### WHAT IS REQUIRED:
Exactly reproduce each record listed below.

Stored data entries
————————
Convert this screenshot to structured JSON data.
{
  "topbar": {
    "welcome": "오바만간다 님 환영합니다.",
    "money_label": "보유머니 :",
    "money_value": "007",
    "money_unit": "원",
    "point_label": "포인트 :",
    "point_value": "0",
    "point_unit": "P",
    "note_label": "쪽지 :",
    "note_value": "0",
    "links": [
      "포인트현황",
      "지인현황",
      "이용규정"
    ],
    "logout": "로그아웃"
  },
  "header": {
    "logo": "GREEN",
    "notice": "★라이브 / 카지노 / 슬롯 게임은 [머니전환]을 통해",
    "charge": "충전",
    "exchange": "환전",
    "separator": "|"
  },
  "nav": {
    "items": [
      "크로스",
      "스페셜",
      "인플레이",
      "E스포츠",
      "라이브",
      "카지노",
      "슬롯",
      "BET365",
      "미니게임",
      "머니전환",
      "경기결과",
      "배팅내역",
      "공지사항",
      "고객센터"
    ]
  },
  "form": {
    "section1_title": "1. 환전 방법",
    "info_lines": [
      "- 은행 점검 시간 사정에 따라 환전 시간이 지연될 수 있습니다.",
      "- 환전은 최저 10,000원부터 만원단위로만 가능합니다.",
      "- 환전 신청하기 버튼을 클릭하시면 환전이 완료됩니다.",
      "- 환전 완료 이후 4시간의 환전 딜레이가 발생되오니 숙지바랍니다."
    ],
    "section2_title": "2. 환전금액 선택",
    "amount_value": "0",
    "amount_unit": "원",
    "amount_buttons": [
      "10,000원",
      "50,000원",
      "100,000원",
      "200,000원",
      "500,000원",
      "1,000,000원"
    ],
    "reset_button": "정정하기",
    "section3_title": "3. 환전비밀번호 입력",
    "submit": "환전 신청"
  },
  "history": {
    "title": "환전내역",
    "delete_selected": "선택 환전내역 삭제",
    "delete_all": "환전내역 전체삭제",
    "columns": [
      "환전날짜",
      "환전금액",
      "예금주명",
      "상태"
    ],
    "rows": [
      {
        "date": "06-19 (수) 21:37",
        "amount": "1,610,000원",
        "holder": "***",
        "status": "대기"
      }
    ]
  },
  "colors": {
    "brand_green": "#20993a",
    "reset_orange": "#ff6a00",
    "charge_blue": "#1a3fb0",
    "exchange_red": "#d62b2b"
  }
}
————————
### SOLUTION FOR THIS PROBLEM:
Convert this screenshot to structured JSON data.
{
  "topbar": {
    "welcome": "오바만간다 님 환영합니다.",
    "money_label": "보유머니 :",
    "money_value": "007",
    "money_unit": "원",
    "point_label": "포인트 :",
    "point_value": "0",
    "point_unit": "P",
    "note_label": "쪽지 :",
    "note_value": "0",
    "links": [
      "포인트현황",
      "지인현황",
      "이용규정"
    ],
    "logout": "로그아웃"
  },
  "header": {
    "logo": "GREEN",
    "notice": "★라이브 / 카지노 / 슬롯 게임은 [머니전환]을 통해",
    "charge": "충전",
    "exchange": "환전",
    "separator": "|"
  },
  "nav": {
    "items": [
      "크로스",
      "스페셜",
      "인플레이",
      "E스포츠",
      "라이브",
      "카지노",
      "슬롯",
      "BET365",
      "미니게임",
      "머니전환",
      "경기결과",
      "배팅내역",
      "공지사항",
      "고객센터"
    ]
  },
  "form": {
    "section1_title": "1. 환전 방법",
    "info_lines": [
      "- 은행 점검 시간 사정에 따라 환전 시간이 지연될 수 있습니다.",
      "- 환전은 최저 10,000원부터 만원단위로만 가능합니다.",
      "- 환전 신청하기 버튼을 클릭하시면 환전이 완료됩니다.",
      "- 환전 완료 이후 4시간의 환전 딜레이가 발생되오니 숙지바랍니다."
    ],
    "section2_title": "2. 환전금액 선택",
    "amount_value": "0",
    "amount_unit": "원",
    "amount_buttons": [
      "10,000원",
      "50,000원",
      "100,000원",
      "200,000원",
      "500,000원",
      "1,000,000원"
    ],
    "reset_button": "정정하기",
    "section3_title": "3. 환전비밀번호 입력",
    "submit": "환전 신청"
  },
  "history": {
    "title": "환전내역",
    "delete_selected": "선택 환전내역 삭제",
    "delete_all": "환전내역 전체삭제",
    "columns": [
      "환전날짜",
      "환전금액",
      "예금주명",
      "상태"
    ],
    "rows": [
      {
        "date": "06-19 (수) 21:37",
        "amount": "1,610,000원",
        "holder": "***",
        "status": "대기"
      }
    ]
  },
  "colors": {
    "brand_green": "#20993a",
    "reset_orange": "#ff6a00",
    "charge_blue": "#1a3fb0",
    "exchange_red": "#d62b2b"
  }
}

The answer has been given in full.